- **Input material**
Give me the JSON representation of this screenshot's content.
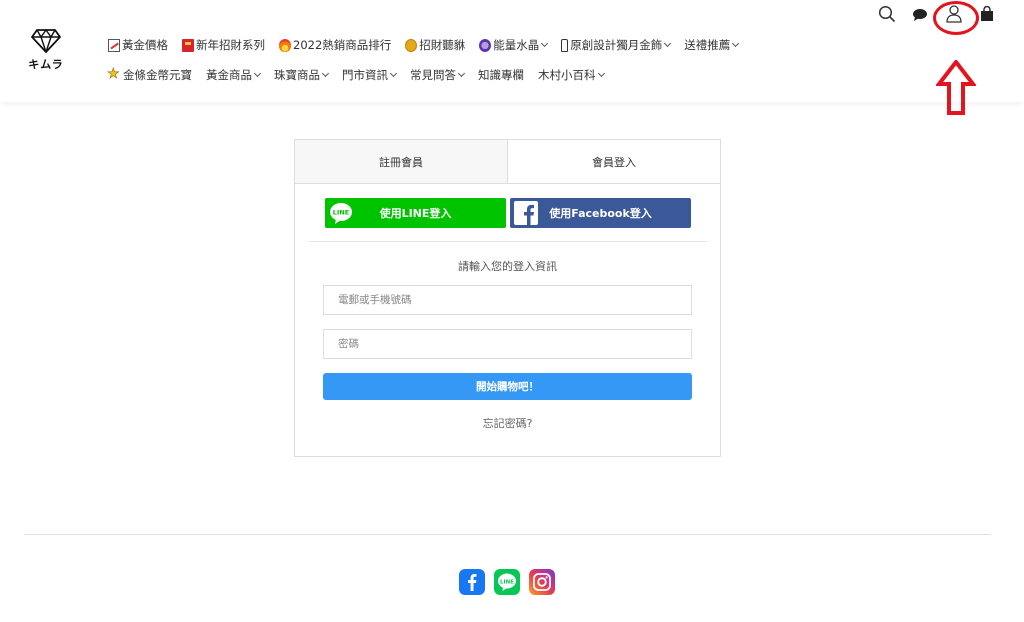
{
  "logo": {
    "text": "キムラ"
  },
  "nav": {
    "row1": [
      {
        "label": "黃金價格",
        "icon": "chart-icon",
        "caret": false
      },
      {
        "label": "新年招財系列",
        "icon": "red-envelope-icon",
        "caret": false
      },
      {
        "label": "2022熱銷商品排行",
        "icon": "fire-icon",
        "caret": false
      },
      {
        "label": "招財聽貅",
        "icon": "medal-icon",
        "caret": false
      },
      {
        "label": "能量水晶",
        "icon": "crystal-icon",
        "caret": true
      },
      {
        "label": "原創設計獨月金飾",
        "icon": "bottle-icon",
        "caret": true
      },
      {
        "label": "送禮推薦",
        "icon": "",
        "caret": true
      }
    ],
    "row2": [
      {
        "label": "金條金幣元寶",
        "icon": "star-icon",
        "caret": false
      },
      {
        "label": "黃金商品",
        "icon": "",
        "caret": true
      },
      {
        "label": "珠寶商品",
        "icon": "",
        "caret": true
      },
      {
        "label": "門市資訊",
        "icon": "",
        "caret": true
      },
      {
        "label": "常見問答",
        "icon": "",
        "caret": true
      },
      {
        "label": "知識專欄",
        "icon": "",
        "caret": false
      },
      {
        "label": "木村小百科",
        "icon": "",
        "caret": true
      }
    ]
  },
  "header_icons": [
    "search-icon",
    "chat-icon",
    "user-icon",
    "cart-icon"
  ],
  "annotation": {
    "color": "#e3141e"
  },
  "login": {
    "tabs": {
      "register": "註冊會員",
      "login": "會員登入"
    },
    "active_tab": "login",
    "line_button": "使用LINE登入",
    "line_badge": "LINE",
    "facebook_button": "使用Facebook登入",
    "prompt": "請輸入您的登入資訊",
    "email_placeholder": "電郵或手機號碼",
    "password_placeholder": "密碼",
    "submit": "開始購物吧！",
    "forgot": "忘記密碼?"
  },
  "footer": {
    "social": [
      "facebook-icon",
      "line-icon",
      "instagram-icon"
    ],
    "line_badge": "LINE"
  },
  "colors": {
    "line_green": "#00c300",
    "facebook_blue": "#3b5998",
    "primary_blue": "#3598f5"
  }
}
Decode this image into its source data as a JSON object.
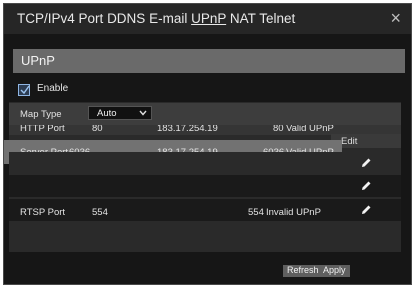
{
  "tabs": {
    "tcpip": "TCP/IPv4",
    "port": "Port",
    "ddns": "DDNS",
    "email": "E-mail",
    "upnp": "UPnP",
    "nat": "NAT",
    "telnet": "Telnet"
  },
  "close_glyph": "×",
  "section_title": "UPnP",
  "enable": {
    "label": "Enable",
    "checked": true
  },
  "map_type": {
    "label": "Map Type",
    "value": "Auto"
  },
  "edit_column": "Edit",
  "rows": [
    {
      "name": "HTTP Port",
      "port": "80",
      "ip": "183.17.254.19",
      "ext_port": "80",
      "status": "Valid UPnP"
    },
    {
      "name": "Server Port",
      "port": "6036",
      "ip": "183.17.254.19",
      "ext_port": "6036",
      "status": "Valid UPnP"
    },
    {
      "name": "RTSP Port",
      "port": "554",
      "ip": "",
      "ext_port": "554",
      "status": "Invalid UPnP"
    }
  ],
  "buttons": {
    "refresh": "Refresh",
    "apply": "Apply"
  },
  "colors": {
    "dialog_bg": "#161616",
    "section_bg": "#6a6a6a",
    "highlight_row": "#727272",
    "checkbox_border": "#8fb6e4"
  }
}
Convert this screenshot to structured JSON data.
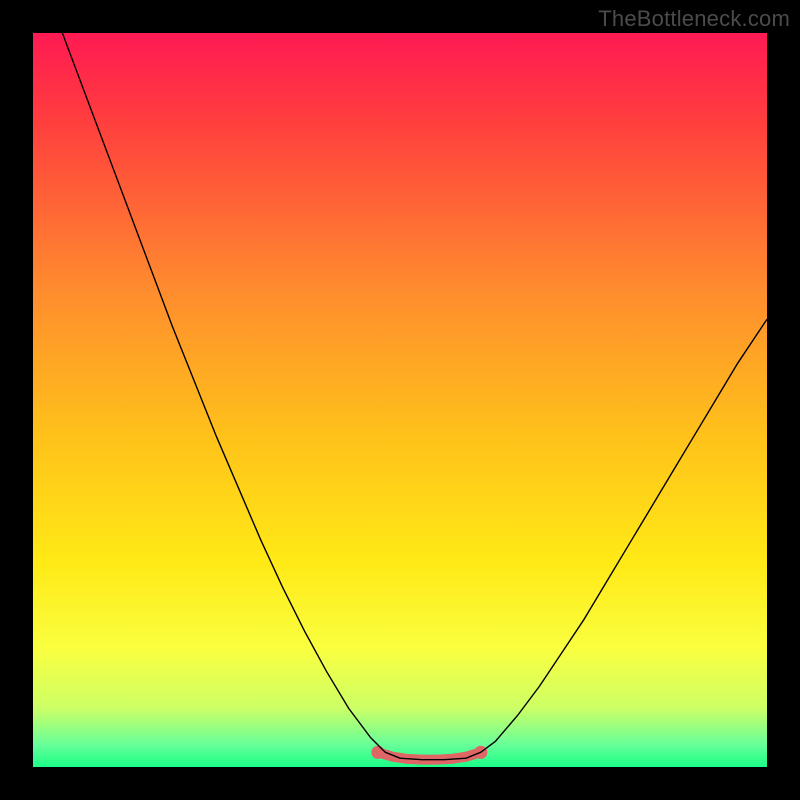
{
  "watermark": "TheBottleneck.com",
  "chart_data": {
    "type": "line",
    "title": "",
    "xlabel": "",
    "ylabel": "",
    "xlim": [
      0,
      100
    ],
    "ylim": [
      0,
      100
    ],
    "background": {
      "kind": "vertical-gradient",
      "stops": [
        {
          "offset": 0.0,
          "color": "#ff1a53"
        },
        {
          "offset": 0.12,
          "color": "#ff3e3e"
        },
        {
          "offset": 0.35,
          "color": "#ff8c2e"
        },
        {
          "offset": 0.55,
          "color": "#ffc21a"
        },
        {
          "offset": 0.72,
          "color": "#ffe916"
        },
        {
          "offset": 0.84,
          "color": "#f9ff40"
        },
        {
          "offset": 0.92,
          "color": "#ccff66"
        },
        {
          "offset": 0.97,
          "color": "#66ff99"
        },
        {
          "offset": 1.0,
          "color": "#1aff88"
        }
      ]
    },
    "series": [
      {
        "name": "curve",
        "color": "#000000",
        "width": 1.4,
        "points": [
          {
            "x": 4.0,
            "y": 100.0
          },
          {
            "x": 7.0,
            "y": 92.0
          },
          {
            "x": 10.0,
            "y": 84.0
          },
          {
            "x": 13.0,
            "y": 76.0
          },
          {
            "x": 16.0,
            "y": 68.0
          },
          {
            "x": 19.0,
            "y": 60.0
          },
          {
            "x": 22.0,
            "y": 52.5
          },
          {
            "x": 25.0,
            "y": 45.0
          },
          {
            "x": 28.0,
            "y": 38.0
          },
          {
            "x": 31.0,
            "y": 31.0
          },
          {
            "x": 34.0,
            "y": 24.5
          },
          {
            "x": 37.0,
            "y": 18.5
          },
          {
            "x": 40.0,
            "y": 13.0
          },
          {
            "x": 43.0,
            "y": 8.0
          },
          {
            "x": 46.0,
            "y": 4.0
          },
          {
            "x": 48.0,
            "y": 2.0
          },
          {
            "x": 50.0,
            "y": 1.2
          },
          {
            "x": 53.0,
            "y": 1.0
          },
          {
            "x": 56.0,
            "y": 1.0
          },
          {
            "x": 59.0,
            "y": 1.2
          },
          {
            "x": 61.0,
            "y": 2.0
          },
          {
            "x": 63.0,
            "y": 3.5
          },
          {
            "x": 66.0,
            "y": 7.0
          },
          {
            "x": 69.0,
            "y": 11.0
          },
          {
            "x": 72.0,
            "y": 15.5
          },
          {
            "x": 75.0,
            "y": 20.0
          },
          {
            "x": 78.0,
            "y": 25.0
          },
          {
            "x": 81.0,
            "y": 30.0
          },
          {
            "x": 84.0,
            "y": 35.0
          },
          {
            "x": 87.0,
            "y": 40.0
          },
          {
            "x": 90.0,
            "y": 45.0
          },
          {
            "x": 93.0,
            "y": 50.0
          },
          {
            "x": 96.0,
            "y": 55.0
          },
          {
            "x": 100.0,
            "y": 61.0
          }
        ]
      },
      {
        "name": "emphasis-bottom-segment",
        "color": "#e06666",
        "width": 10,
        "linecap": "round",
        "points": [
          {
            "x": 47.0,
            "y": 2.0
          },
          {
            "x": 49.0,
            "y": 1.4
          },
          {
            "x": 51.0,
            "y": 1.1
          },
          {
            "x": 53.0,
            "y": 1.0
          },
          {
            "x": 55.0,
            "y": 1.0
          },
          {
            "x": 57.0,
            "y": 1.1
          },
          {
            "x": 59.0,
            "y": 1.4
          },
          {
            "x": 61.0,
            "y": 2.0
          }
        ],
        "endpoints": [
          {
            "x": 47.0,
            "y": 2.0
          },
          {
            "x": 61.0,
            "y": 2.0
          }
        ]
      }
    ]
  }
}
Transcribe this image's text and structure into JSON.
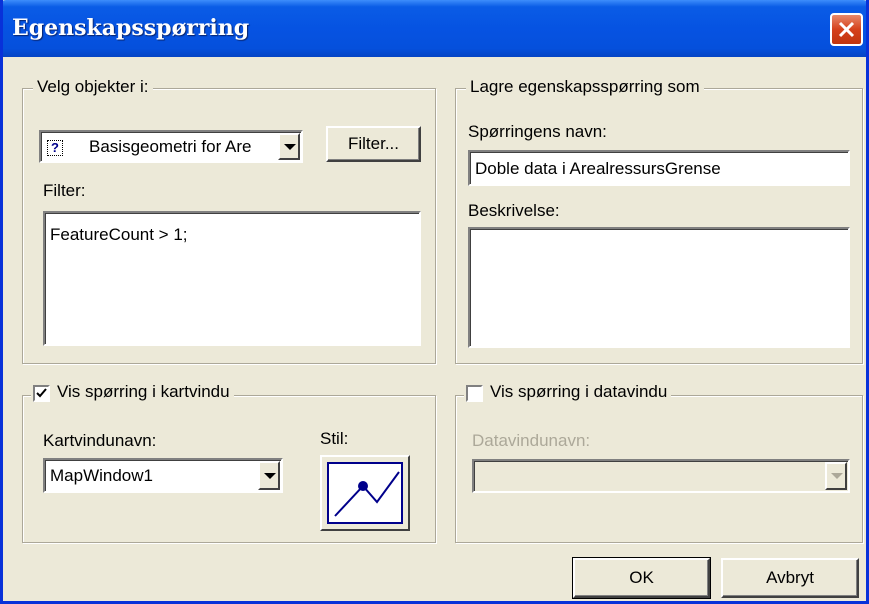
{
  "window": {
    "title": "Egenskapsspørring"
  },
  "select_group": {
    "legend": "Velg objekter i:",
    "source_value": "Basisgeometri for Are",
    "source_icon": "question-mark-icon",
    "filter_button_label": "Filter...",
    "filter_label": "Filter:",
    "filter_text": "FeatureCount  > 1;"
  },
  "save_group": {
    "legend": "Lagre egenskapsspørring som",
    "name_label": "Spørringens navn:",
    "name_value": "Doble data i ArealressursGrense",
    "description_label": "Beskrivelse:",
    "description_value": ""
  },
  "map_group": {
    "checkbox_label": "Vis spørring i kartvindu",
    "checked": true,
    "map_name_label": "Kartvindunavn:",
    "map_name_value": "MapWindow1",
    "style_label": "Stil:"
  },
  "data_group": {
    "checkbox_label": "Vis spørring i datavindu",
    "checked": false,
    "data_name_label": "Datavindunavn:",
    "data_name_value": ""
  },
  "buttons": {
    "ok": "OK",
    "cancel": "Avbryt"
  },
  "colors": {
    "titlebar": "#0653e2",
    "dialog_bg": "#ece9d8",
    "close_button": "#d5411b",
    "style_line": "#00008b"
  }
}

- **Work to complete**
Only the number is wanted: how many lines in the data include the string "into"?

- **The completed task**
2